Stored data:
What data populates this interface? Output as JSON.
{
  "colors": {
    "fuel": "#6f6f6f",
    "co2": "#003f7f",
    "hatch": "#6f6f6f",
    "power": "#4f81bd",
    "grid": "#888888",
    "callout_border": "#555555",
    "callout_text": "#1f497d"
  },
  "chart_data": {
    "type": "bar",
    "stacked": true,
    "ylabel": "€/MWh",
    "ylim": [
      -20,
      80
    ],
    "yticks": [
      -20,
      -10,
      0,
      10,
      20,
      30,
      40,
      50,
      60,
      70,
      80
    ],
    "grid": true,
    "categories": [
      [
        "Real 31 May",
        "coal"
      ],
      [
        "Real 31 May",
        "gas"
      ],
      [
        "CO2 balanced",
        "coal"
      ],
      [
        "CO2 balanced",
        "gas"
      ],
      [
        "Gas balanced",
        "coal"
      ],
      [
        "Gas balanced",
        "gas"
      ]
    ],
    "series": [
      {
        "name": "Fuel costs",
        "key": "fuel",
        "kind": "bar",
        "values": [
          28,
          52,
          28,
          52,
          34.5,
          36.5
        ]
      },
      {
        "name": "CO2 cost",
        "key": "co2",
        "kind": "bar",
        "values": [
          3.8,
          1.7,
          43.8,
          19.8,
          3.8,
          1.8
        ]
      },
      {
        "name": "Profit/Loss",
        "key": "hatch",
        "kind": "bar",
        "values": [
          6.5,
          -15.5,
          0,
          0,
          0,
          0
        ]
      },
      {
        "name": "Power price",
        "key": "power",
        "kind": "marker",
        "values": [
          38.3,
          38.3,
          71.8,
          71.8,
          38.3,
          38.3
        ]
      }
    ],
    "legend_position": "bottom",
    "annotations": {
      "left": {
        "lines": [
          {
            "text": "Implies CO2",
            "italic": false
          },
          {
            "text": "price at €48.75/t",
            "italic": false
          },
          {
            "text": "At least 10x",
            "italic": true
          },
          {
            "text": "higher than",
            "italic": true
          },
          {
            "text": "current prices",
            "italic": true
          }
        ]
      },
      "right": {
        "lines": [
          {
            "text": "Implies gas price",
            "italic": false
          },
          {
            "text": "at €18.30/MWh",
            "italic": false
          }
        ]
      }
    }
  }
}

Short exercise:
Nothing in the listing may be changed; retype it all exactly.

Solution for this problem:
What data populates this interface? Output as JSON.
{
  "colors": {
    "fuel": "#6f6f6f",
    "co2": "#003f7f",
    "hatch": "#6f6f6f",
    "power": "#4f81bd",
    "grid": "#888888",
    "callout_border": "#555555",
    "callout_text": "#1f497d"
  },
  "chart_data": {
    "type": "bar",
    "stacked": true,
    "ylabel": "€/MWh",
    "ylim": [
      -20,
      80
    ],
    "yticks": [
      -20,
      -10,
      0,
      10,
      20,
      30,
      40,
      50,
      60,
      70,
      80
    ],
    "grid": true,
    "categories": [
      [
        "Real 31 May",
        "coal"
      ],
      [
        "Real 31 May",
        "gas"
      ],
      [
        "CO2 balanced",
        "coal"
      ],
      [
        "CO2 balanced",
        "gas"
      ],
      [
        "Gas balanced",
        "coal"
      ],
      [
        "Gas balanced",
        "gas"
      ]
    ],
    "series": [
      {
        "name": "Fuel costs",
        "key": "fuel",
        "kind": "bar",
        "values": [
          28,
          52,
          28,
          52,
          34.5,
          36.5
        ]
      },
      {
        "name": "CO2 cost",
        "key": "co2",
        "kind": "bar",
        "values": [
          3.8,
          1.7,
          43.8,
          19.8,
          3.8,
          1.8
        ]
      },
      {
        "name": "Profit/Loss",
        "key": "hatch",
        "kind": "bar",
        "values": [
          6.5,
          -15.5,
          0,
          0,
          0,
          0
        ]
      },
      {
        "name": "Power price",
        "key": "power",
        "kind": "marker",
        "values": [
          38.3,
          38.3,
          71.8,
          71.8,
          38.3,
          38.3
        ]
      }
    ],
    "legend_position": "bottom",
    "annotations": {
      "left": {
        "lines": [
          {
            "text": "Implies CO2",
            "italic": false
          },
          {
            "text": "price at €48.75/t",
            "italic": false
          },
          {
            "text": "At least 10x",
            "italic": true
          },
          {
            "text": "higher than",
            "italic": true
          },
          {
            "text": "current prices",
            "italic": true
          }
        ]
      },
      "right": {
        "lines": [
          {
            "text": "Implies gas price",
            "italic": false
          },
          {
            "text": "at €18.30/MWh",
            "italic": false
          }
        ]
      }
    }
  }
}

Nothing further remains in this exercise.